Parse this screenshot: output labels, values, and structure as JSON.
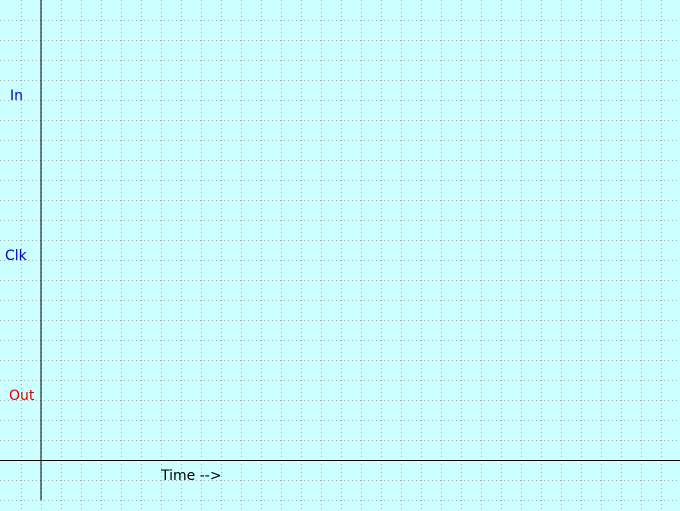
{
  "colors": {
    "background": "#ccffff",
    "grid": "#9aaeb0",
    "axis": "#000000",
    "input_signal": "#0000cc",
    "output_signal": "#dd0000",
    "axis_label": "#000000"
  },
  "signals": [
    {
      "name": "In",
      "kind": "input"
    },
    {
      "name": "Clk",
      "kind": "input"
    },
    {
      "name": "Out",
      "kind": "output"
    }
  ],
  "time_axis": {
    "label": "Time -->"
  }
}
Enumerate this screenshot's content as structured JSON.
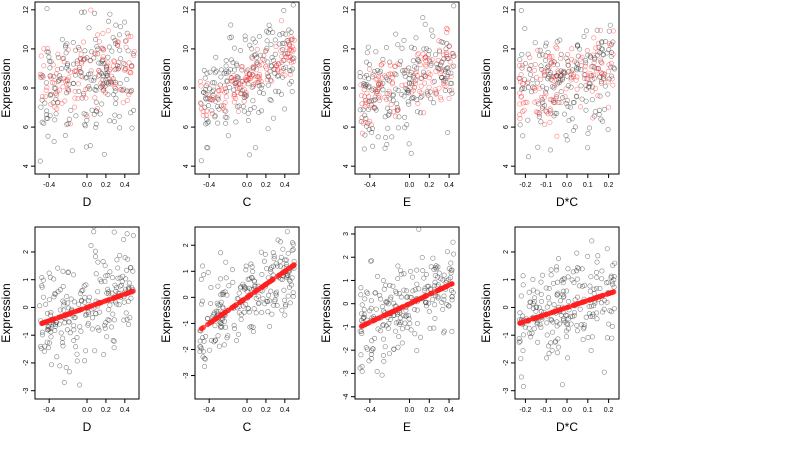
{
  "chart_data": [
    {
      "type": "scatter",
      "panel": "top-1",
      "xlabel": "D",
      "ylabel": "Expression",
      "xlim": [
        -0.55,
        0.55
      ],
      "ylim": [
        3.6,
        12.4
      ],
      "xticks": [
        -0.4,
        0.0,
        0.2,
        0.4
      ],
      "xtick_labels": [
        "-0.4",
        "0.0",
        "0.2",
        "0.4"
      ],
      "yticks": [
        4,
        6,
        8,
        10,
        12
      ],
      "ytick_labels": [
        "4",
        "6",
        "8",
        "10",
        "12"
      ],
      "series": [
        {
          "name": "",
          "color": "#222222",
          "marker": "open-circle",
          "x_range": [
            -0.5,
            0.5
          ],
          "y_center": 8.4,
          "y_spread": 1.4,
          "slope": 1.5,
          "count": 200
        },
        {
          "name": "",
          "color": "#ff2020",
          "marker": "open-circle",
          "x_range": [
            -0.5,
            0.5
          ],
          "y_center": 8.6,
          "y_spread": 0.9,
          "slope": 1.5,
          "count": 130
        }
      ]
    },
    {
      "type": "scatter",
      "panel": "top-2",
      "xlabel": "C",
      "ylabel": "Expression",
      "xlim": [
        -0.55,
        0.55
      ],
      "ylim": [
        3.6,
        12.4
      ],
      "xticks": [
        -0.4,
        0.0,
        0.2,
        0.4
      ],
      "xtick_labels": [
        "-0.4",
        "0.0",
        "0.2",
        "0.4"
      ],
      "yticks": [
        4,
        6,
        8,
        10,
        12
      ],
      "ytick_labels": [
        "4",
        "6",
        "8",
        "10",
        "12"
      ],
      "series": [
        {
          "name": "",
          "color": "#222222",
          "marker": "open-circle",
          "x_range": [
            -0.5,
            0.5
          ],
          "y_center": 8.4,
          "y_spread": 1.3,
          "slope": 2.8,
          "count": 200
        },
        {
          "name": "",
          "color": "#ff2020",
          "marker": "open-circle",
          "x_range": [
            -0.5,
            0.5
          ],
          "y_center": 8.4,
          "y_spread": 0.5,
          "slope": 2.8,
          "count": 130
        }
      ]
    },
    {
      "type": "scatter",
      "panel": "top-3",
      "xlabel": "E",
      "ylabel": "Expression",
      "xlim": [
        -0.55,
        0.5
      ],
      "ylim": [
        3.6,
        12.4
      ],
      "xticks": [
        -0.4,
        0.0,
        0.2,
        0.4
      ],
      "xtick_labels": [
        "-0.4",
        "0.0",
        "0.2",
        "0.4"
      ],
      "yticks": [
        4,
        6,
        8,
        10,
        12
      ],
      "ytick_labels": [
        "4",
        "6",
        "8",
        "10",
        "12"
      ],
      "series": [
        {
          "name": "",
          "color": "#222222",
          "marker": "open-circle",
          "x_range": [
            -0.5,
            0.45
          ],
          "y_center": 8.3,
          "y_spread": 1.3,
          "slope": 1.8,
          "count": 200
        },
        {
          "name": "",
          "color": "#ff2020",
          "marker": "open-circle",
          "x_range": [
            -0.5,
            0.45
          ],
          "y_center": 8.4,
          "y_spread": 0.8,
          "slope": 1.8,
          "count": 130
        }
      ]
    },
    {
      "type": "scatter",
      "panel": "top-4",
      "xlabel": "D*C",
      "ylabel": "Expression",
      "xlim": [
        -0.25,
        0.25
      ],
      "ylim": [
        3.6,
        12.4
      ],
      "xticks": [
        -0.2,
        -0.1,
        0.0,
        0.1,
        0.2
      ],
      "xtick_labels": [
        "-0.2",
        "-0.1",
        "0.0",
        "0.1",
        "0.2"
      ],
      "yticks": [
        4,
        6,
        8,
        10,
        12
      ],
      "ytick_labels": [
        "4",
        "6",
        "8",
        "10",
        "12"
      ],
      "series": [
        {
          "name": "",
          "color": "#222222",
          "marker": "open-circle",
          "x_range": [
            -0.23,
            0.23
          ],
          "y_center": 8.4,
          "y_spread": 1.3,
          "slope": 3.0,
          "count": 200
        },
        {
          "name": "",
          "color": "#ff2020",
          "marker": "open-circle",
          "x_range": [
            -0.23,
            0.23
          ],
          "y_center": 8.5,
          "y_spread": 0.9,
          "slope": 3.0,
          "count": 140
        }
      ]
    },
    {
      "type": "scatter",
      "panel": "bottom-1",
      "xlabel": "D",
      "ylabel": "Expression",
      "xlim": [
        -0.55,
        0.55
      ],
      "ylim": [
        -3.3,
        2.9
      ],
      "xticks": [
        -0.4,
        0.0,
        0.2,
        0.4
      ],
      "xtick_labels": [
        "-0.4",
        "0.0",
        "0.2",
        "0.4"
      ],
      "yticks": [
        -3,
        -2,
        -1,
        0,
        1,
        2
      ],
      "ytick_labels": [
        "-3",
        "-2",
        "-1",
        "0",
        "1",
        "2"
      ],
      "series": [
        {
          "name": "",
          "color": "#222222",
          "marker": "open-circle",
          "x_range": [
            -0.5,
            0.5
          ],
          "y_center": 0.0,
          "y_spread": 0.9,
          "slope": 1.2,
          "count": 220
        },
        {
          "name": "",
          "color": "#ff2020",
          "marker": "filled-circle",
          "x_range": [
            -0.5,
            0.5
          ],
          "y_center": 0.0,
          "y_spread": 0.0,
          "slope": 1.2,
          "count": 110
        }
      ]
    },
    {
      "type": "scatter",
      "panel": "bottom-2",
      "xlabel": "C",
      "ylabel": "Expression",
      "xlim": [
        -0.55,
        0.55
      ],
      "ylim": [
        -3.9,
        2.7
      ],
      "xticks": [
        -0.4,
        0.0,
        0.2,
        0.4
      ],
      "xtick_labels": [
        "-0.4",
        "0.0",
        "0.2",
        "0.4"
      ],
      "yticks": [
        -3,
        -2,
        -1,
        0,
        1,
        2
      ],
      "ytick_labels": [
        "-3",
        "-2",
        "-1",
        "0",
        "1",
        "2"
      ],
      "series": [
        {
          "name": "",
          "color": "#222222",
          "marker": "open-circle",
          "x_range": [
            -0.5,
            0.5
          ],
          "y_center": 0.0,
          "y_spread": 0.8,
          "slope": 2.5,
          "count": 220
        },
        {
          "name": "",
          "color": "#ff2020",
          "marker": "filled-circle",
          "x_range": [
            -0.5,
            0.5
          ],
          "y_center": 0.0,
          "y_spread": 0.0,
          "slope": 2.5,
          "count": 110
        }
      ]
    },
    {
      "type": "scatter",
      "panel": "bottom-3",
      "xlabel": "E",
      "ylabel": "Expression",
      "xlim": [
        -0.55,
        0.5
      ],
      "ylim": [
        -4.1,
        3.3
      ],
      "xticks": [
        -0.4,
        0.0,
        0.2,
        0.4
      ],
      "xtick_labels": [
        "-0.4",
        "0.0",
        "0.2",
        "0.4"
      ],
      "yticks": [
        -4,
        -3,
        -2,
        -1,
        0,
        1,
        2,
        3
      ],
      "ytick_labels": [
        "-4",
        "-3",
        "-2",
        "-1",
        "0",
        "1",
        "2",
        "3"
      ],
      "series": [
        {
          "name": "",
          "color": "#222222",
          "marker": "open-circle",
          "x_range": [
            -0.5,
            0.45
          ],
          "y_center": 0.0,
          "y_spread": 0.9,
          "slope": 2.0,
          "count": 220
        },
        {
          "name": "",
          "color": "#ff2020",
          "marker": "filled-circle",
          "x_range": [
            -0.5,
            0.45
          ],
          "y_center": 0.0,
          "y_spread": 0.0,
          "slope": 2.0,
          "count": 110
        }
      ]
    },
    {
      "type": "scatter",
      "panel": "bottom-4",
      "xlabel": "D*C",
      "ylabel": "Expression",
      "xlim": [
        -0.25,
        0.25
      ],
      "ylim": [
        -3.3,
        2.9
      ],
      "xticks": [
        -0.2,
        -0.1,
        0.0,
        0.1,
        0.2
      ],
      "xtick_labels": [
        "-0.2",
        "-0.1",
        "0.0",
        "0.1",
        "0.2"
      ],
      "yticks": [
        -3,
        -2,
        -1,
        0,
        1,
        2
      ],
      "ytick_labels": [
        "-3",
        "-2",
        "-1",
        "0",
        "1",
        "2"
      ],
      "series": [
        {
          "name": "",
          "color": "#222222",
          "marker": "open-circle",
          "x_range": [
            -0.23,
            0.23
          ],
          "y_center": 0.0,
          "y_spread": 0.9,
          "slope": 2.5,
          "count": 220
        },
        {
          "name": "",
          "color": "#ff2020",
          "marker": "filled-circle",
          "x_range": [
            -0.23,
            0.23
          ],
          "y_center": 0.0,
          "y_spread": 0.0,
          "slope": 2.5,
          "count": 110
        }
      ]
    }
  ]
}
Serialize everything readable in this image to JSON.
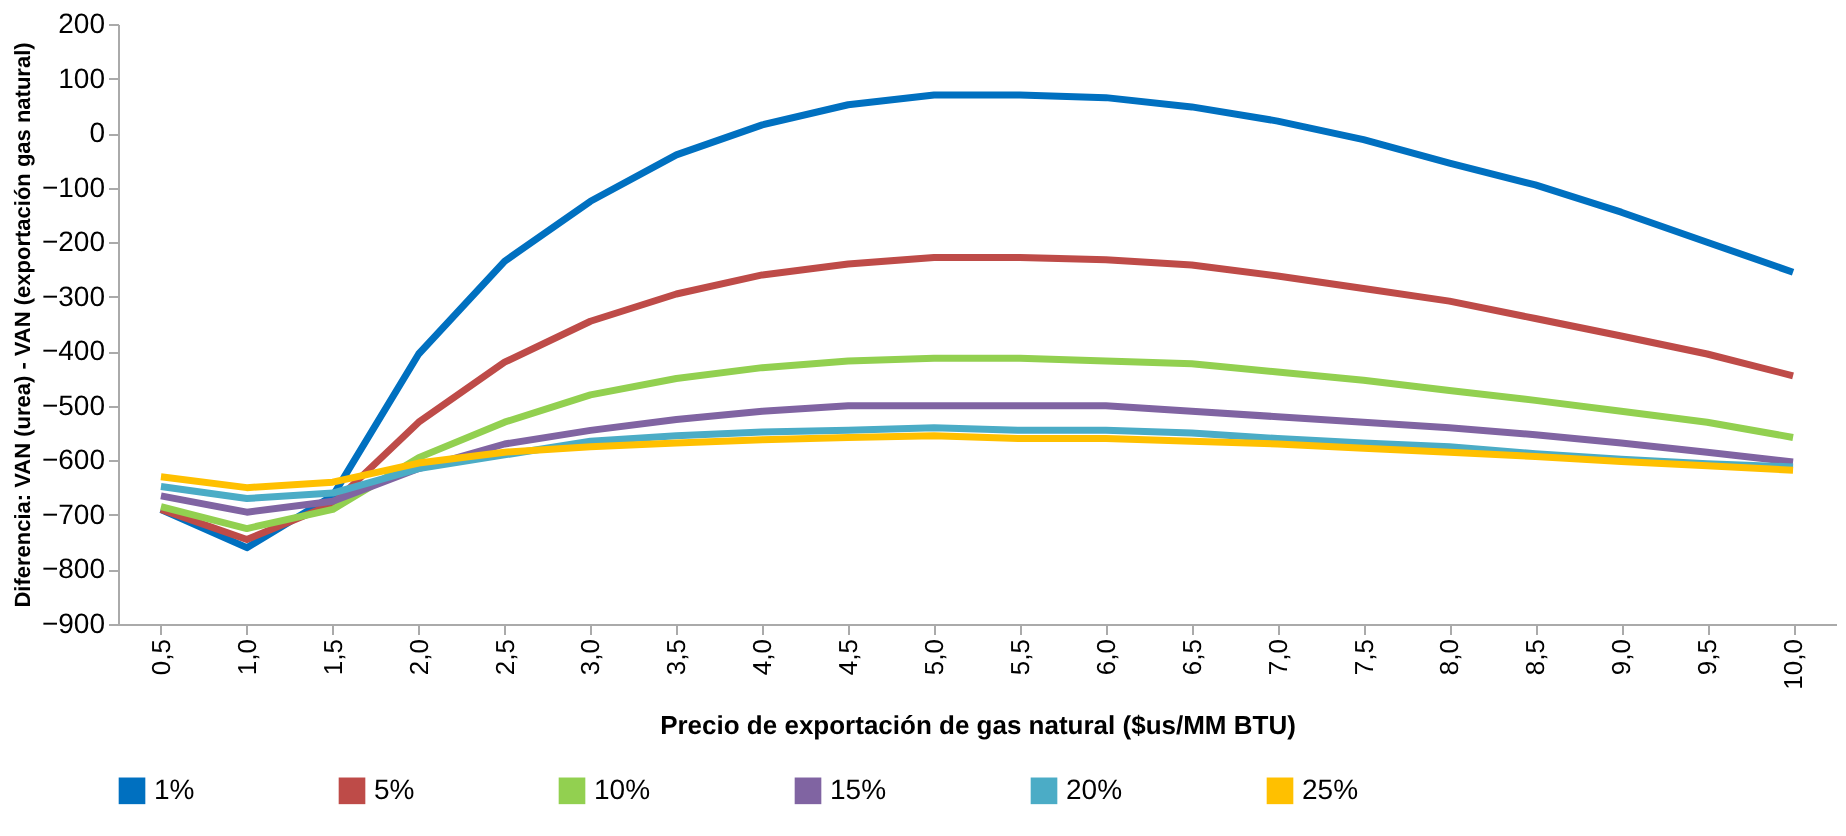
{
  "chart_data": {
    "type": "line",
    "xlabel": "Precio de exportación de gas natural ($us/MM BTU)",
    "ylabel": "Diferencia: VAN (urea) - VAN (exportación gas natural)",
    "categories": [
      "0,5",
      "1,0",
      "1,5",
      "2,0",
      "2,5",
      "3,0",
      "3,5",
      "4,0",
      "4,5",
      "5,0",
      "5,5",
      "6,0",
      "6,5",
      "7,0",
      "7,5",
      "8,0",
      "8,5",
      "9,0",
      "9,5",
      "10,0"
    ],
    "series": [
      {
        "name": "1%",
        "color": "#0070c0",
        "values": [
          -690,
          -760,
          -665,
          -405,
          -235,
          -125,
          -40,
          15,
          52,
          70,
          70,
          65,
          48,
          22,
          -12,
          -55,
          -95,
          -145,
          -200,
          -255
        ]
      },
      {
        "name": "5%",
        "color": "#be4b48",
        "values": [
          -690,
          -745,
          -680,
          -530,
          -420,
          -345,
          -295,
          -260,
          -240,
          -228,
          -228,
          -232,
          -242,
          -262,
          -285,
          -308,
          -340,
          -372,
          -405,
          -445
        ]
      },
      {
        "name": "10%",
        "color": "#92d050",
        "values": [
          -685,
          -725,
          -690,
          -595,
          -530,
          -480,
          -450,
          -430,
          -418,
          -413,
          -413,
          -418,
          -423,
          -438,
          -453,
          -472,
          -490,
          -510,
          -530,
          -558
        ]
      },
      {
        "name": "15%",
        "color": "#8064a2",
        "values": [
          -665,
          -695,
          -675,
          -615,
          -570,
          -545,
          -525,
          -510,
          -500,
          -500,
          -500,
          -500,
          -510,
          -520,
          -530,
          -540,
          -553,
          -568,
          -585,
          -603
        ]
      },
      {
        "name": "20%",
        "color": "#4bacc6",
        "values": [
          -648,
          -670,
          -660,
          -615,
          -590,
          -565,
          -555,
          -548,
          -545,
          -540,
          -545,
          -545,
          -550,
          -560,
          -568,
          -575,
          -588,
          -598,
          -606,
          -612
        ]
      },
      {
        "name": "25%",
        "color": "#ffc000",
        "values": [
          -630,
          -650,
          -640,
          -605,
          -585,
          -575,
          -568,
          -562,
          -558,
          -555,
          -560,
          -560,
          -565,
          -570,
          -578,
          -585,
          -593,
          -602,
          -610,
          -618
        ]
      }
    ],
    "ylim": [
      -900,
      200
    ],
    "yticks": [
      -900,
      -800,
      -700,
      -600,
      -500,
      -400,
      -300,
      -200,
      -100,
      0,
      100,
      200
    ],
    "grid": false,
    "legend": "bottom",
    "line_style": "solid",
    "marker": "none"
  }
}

###

▶ EXERCISE AIM
Copy each line of the records that contains the word "bottom".

▶ THE COMPLETED TASK
      "panel": "bottom-1",
      "panel": "bottom-2",
      "panel": "bottom-3",
      "panel": "bottom-4",
    "legend": "bottom",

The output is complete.